### TASK DIRECTIONS
Find every line in the data that contains the word "text". Return each of those lines.

---------- GIVEN RECORDS

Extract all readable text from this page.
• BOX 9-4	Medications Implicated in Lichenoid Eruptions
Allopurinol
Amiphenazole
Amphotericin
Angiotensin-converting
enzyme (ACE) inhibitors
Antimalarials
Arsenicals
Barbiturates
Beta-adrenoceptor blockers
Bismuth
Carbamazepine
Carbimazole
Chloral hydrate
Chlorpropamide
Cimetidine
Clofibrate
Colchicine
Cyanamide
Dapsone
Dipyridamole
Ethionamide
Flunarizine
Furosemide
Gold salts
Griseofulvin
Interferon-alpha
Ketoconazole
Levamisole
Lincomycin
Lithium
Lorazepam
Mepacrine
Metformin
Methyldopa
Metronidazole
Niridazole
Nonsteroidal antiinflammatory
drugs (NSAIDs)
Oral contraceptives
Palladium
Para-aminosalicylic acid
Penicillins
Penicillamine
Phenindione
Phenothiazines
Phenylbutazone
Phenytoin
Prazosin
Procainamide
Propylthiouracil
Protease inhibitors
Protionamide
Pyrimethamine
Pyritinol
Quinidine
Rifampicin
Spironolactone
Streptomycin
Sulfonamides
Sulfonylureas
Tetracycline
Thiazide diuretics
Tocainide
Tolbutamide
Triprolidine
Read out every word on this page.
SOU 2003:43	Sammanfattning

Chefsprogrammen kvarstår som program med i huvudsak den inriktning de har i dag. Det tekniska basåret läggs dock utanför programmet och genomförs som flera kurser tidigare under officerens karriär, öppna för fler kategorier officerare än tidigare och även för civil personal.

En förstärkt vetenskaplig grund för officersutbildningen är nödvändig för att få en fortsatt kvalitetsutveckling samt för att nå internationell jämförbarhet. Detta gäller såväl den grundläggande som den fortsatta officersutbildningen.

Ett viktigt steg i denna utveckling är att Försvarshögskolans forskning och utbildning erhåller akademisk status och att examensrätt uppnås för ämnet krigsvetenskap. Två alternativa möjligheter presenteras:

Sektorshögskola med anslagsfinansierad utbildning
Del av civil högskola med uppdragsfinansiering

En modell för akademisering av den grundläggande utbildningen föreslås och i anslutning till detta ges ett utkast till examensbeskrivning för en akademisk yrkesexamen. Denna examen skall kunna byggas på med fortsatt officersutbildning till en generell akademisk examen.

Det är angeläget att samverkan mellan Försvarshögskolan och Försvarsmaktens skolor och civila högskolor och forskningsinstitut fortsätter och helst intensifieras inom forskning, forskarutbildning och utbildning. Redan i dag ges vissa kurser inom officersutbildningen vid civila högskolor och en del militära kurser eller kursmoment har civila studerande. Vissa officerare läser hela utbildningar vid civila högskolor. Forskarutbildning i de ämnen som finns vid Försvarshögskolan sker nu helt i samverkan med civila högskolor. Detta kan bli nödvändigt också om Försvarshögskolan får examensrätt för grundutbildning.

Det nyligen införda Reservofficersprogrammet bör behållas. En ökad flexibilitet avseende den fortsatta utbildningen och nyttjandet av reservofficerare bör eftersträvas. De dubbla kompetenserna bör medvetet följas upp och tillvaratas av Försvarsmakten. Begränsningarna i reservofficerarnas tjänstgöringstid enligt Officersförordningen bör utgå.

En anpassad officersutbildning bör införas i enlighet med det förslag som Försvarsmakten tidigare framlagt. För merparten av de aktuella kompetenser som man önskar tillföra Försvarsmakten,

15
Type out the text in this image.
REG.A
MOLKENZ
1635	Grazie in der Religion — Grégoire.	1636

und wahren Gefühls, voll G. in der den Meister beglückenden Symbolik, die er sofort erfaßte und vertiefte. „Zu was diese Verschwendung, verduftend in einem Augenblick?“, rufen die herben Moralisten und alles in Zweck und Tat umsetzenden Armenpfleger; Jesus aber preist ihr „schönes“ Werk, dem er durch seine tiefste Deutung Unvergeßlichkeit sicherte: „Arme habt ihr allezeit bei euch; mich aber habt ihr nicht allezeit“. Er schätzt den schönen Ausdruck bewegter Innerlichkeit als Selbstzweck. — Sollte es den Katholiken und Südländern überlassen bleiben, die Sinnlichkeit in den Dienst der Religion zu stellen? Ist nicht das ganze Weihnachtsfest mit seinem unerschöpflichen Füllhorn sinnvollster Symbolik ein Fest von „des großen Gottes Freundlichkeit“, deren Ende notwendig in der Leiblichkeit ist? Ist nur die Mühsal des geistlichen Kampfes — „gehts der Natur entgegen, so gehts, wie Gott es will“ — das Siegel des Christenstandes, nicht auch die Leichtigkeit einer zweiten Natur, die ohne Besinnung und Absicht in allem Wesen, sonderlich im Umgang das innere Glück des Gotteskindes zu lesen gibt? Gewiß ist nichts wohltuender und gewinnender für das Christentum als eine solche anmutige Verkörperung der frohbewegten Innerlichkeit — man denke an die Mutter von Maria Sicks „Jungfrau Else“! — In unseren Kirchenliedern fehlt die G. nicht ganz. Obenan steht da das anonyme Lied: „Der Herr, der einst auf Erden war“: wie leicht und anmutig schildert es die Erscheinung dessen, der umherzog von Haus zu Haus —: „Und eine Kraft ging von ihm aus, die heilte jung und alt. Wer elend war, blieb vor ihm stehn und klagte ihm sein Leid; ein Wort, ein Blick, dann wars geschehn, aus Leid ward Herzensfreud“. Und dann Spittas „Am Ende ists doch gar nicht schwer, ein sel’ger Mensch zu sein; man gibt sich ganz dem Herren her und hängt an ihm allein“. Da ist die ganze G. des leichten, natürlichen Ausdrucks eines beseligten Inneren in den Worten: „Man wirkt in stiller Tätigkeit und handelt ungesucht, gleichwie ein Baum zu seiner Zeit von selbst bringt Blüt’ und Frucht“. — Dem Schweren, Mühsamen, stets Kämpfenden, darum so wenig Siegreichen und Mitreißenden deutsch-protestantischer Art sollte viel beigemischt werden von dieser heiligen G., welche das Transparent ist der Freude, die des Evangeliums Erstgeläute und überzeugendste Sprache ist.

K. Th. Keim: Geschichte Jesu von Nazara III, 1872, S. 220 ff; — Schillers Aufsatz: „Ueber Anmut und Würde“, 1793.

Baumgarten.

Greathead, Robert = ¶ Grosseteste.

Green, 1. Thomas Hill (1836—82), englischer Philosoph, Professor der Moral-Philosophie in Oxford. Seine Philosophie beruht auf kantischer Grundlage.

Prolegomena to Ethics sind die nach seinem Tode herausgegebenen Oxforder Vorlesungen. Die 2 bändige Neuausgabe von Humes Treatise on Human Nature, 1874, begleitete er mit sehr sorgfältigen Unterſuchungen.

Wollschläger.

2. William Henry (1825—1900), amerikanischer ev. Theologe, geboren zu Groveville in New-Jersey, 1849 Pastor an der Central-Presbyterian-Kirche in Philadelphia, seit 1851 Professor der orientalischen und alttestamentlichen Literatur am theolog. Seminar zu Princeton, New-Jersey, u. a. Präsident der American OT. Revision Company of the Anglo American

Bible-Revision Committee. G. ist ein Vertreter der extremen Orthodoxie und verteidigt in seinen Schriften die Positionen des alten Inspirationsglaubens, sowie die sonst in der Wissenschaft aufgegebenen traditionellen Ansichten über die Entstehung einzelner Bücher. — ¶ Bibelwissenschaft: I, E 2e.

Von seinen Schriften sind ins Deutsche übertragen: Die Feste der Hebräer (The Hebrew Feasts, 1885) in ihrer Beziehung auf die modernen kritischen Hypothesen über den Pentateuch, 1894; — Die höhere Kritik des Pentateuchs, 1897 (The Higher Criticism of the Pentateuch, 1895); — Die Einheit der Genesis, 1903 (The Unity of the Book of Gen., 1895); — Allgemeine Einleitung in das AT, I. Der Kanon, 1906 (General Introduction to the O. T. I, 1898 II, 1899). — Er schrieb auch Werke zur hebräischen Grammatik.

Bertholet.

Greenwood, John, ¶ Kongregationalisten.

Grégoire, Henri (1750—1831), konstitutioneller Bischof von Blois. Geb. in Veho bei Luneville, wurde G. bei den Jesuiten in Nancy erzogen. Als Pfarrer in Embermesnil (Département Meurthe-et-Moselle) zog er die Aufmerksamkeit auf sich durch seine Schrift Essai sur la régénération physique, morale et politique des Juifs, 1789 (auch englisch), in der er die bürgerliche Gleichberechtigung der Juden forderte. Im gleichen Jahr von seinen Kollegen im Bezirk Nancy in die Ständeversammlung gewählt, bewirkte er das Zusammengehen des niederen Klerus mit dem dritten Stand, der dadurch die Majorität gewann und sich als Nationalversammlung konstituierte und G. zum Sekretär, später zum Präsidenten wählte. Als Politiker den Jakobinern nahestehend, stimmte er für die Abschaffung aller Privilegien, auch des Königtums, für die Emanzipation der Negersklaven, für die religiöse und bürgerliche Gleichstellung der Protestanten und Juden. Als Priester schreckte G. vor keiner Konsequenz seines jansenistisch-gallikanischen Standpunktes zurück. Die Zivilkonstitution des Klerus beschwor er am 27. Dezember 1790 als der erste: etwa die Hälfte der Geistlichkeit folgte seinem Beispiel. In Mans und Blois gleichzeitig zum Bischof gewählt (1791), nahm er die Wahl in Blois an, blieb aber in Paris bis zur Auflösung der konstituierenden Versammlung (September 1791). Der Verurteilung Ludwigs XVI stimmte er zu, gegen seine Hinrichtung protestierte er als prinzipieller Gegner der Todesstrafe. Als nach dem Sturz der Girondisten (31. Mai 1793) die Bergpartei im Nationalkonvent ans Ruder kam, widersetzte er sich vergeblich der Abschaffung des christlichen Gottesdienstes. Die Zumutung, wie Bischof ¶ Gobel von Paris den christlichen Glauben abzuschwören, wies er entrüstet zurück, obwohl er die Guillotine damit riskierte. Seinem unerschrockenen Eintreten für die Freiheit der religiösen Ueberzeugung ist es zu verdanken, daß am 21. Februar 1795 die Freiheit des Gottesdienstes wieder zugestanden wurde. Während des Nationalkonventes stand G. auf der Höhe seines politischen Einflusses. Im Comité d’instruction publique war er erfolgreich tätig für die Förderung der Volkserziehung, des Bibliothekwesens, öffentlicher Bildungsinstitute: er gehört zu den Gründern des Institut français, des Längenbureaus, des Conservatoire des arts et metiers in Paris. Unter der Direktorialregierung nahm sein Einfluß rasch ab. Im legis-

--------------------

### WRITTEN SOLUTION
Extract all readable text from this page.
Type out the text in this image.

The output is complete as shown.